Exactly reproduce all the records, keeping pictures out of the copy.

A run of records:
○ ○ ○ ○ ○ ○ ○

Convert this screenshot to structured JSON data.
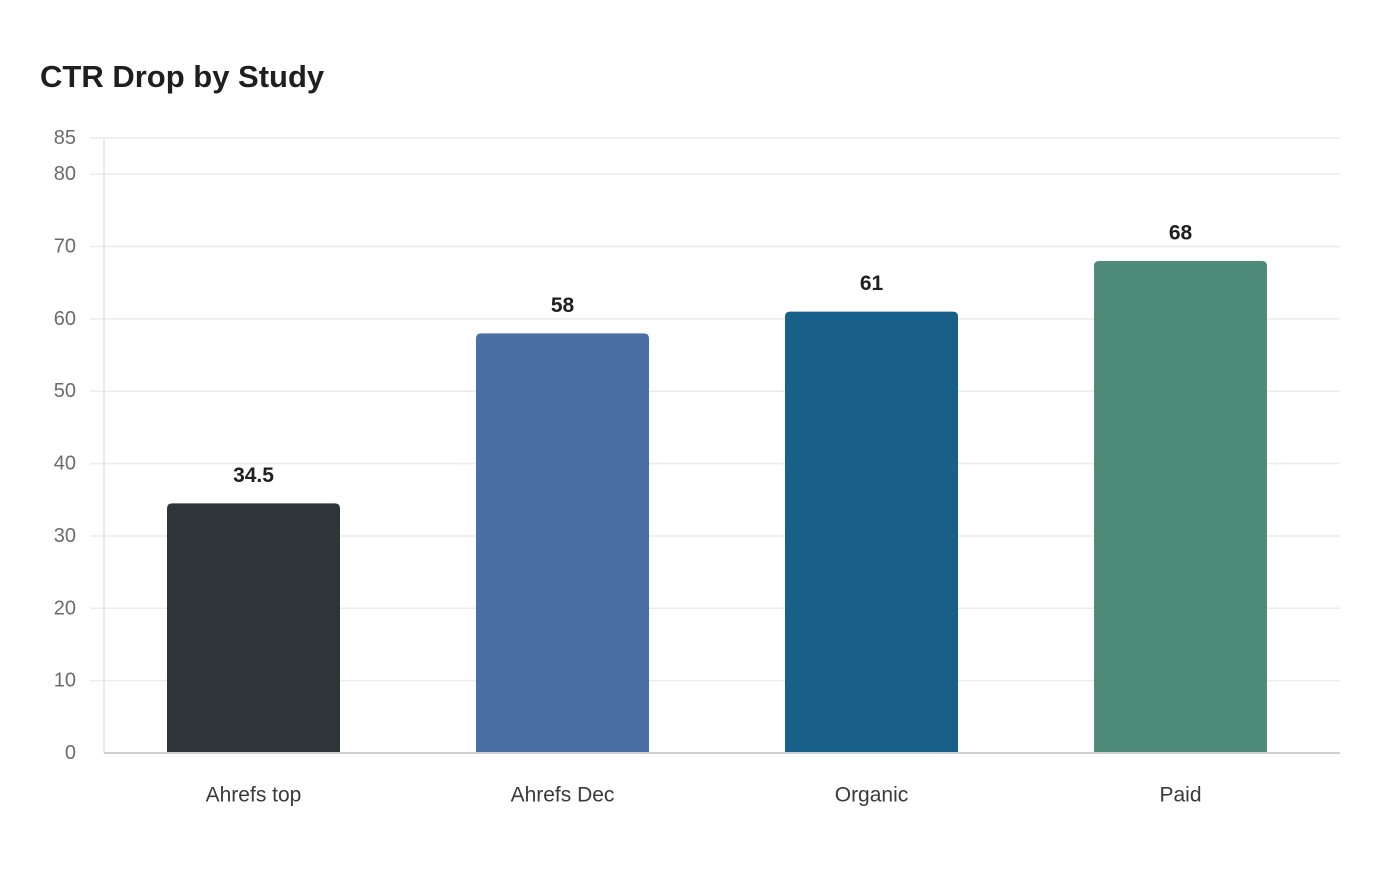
{
  "chart_data": {
    "type": "bar",
    "title": "CTR Drop by Study",
    "xlabel": "",
    "ylabel": "",
    "categories": [
      "Ahrefs top",
      "Ahrefs Dec",
      "Organic",
      "Paid"
    ],
    "values": [
      34.5,
      58,
      61,
      68
    ],
    "value_labels": [
      "34.5",
      "58",
      "61",
      "68"
    ],
    "colors": [
      "#2d3538",
      "#4a6fa5",
      "#186089",
      "#4e8b79"
    ],
    "ylim": [
      0,
      85
    ],
    "yticks": [
      0,
      10,
      20,
      30,
      40,
      50,
      60,
      70,
      80,
      85
    ],
    "grid": true,
    "legend": "none"
  }
}
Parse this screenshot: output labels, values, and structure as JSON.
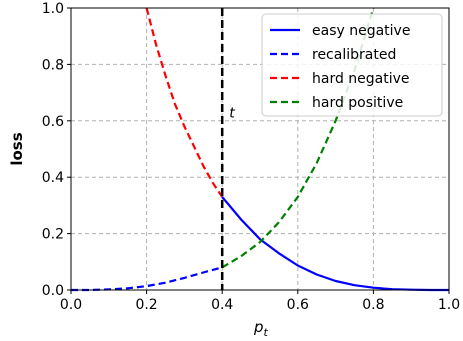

○ ○ ○ ○ ○ ○ ○

# RESULT OF THIS TASK
Convert this screenshot to structured JSON data.
{
  "chart_data": {
    "type": "bar",
    "title": "CTR Drop by Study",
    "xlabel": "",
    "ylabel": "",
    "categories": [
      "Ahrefs top",
      "Ahrefs Dec",
      "Organic",
      "Paid"
    ],
    "values": [
      34.5,
      58,
      61,
      68
    ],
    "value_labels": [
      "34.5",
      "58",
      "61",
      "68"
    ],
    "colors": [
      "#2d3538",
      "#4a6fa5",
      "#186089",
      "#4e8b79"
    ],
    "ylim": [
      0,
      85
    ],
    "yticks": [
      0,
      10,
      20,
      30,
      40,
      50,
      60,
      70,
      80,
      85
    ],
    "grid": true,
    "legend": "none"
  }
}
Parse this screenshot: output labels, values, and structure as JSON.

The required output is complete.